=== Records from a collection ===
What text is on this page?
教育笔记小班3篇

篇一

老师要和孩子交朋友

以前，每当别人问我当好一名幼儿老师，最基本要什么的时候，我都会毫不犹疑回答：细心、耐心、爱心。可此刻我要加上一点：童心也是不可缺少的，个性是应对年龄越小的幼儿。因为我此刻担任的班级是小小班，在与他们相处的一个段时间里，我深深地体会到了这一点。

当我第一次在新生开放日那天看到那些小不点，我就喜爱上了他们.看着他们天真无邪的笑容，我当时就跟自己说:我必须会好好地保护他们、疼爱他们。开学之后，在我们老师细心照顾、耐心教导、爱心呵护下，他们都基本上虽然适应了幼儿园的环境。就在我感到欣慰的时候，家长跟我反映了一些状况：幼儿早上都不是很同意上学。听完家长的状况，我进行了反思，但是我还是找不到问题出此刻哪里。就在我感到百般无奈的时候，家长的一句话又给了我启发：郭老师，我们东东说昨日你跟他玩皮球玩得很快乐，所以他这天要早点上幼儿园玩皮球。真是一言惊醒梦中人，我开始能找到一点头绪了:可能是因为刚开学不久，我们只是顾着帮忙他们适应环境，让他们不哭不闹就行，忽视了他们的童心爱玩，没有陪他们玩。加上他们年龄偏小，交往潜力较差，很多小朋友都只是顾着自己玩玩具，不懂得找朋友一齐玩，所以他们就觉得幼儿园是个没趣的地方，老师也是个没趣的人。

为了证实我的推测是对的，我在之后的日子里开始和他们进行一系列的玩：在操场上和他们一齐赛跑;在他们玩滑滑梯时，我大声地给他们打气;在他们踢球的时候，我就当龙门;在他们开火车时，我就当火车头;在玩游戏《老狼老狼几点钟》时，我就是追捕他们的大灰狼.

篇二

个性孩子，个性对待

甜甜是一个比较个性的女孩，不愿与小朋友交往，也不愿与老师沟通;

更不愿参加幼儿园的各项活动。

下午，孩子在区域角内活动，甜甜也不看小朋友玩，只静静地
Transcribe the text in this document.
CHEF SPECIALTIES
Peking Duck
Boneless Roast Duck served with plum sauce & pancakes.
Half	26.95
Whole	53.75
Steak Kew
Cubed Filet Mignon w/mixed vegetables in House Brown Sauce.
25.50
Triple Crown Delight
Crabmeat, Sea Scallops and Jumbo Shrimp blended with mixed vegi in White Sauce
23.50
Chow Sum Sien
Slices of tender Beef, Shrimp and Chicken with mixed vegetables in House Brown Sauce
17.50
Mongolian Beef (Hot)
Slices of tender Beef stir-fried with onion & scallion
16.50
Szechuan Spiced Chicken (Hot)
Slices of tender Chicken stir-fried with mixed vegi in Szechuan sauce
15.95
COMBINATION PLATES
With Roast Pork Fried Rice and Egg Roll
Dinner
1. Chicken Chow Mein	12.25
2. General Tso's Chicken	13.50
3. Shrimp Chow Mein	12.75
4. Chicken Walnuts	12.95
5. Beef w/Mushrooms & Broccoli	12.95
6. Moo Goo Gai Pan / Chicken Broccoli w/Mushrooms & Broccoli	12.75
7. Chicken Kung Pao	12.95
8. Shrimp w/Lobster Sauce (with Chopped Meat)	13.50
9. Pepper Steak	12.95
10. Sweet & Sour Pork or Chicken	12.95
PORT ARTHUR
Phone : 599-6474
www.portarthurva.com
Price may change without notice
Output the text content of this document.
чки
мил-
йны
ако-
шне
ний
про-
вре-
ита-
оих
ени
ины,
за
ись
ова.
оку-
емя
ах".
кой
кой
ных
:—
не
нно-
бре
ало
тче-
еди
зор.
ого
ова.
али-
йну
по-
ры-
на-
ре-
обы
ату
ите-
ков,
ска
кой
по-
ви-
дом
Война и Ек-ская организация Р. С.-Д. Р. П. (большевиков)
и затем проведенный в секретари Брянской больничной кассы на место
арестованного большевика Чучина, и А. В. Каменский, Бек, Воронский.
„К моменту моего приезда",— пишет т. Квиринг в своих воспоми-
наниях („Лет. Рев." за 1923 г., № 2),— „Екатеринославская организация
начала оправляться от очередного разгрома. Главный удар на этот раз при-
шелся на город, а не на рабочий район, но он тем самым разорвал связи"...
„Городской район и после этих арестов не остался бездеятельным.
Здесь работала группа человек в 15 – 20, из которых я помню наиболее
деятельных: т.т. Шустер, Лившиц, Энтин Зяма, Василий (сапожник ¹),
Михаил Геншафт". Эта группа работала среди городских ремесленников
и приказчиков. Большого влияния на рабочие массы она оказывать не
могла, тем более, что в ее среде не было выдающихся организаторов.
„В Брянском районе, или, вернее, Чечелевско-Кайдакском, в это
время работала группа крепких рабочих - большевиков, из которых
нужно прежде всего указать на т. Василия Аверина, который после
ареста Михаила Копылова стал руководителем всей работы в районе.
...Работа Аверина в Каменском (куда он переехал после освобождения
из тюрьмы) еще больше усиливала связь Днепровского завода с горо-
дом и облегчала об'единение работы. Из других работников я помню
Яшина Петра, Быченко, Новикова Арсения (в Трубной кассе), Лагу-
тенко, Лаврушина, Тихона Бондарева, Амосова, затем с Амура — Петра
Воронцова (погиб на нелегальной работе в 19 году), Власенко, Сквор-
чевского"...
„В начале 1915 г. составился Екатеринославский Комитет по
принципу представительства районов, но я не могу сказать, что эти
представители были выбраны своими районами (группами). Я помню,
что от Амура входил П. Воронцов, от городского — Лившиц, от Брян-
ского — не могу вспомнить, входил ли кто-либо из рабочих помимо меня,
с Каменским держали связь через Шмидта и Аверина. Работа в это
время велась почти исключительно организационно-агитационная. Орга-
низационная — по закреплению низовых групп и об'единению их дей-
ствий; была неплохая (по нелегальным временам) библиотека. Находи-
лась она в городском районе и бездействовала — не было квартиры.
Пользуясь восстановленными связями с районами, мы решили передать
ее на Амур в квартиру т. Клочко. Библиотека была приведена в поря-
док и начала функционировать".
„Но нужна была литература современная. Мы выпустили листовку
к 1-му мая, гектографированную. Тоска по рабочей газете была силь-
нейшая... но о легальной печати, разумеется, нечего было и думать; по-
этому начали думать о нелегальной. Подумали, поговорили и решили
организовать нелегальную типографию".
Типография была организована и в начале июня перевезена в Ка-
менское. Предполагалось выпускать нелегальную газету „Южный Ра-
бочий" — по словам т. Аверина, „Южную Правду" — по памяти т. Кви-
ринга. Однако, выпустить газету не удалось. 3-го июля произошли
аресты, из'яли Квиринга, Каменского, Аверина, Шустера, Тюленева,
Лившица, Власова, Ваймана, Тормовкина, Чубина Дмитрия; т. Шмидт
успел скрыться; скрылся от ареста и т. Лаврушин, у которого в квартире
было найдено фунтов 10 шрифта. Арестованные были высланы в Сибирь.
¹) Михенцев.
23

=== TASK BRIEF ===
Whichever lines contain the string "Chicken", select and copy them.

=== EXPECTED ANSWER ===
Slices of tender Beef, Shrimp and Chicken with mixed vegetables in House Brown Sauce
Szechuan Spiced Chicken (Hot)
Slices of tender Chicken stir-fried with mixed vegi in Szechuan sauce
1. Chicken Chow Mein	12.25
2. General Tso's Chicken	13.50
4. Chicken Walnuts	12.95
6. Moo Goo Gai Pan / Chicken Broccoli w/Mushrooms & Broccoli	12.75
7. Chicken Kung Pao	12.95
10. Sweet & Sour Pork or Chicken	12.95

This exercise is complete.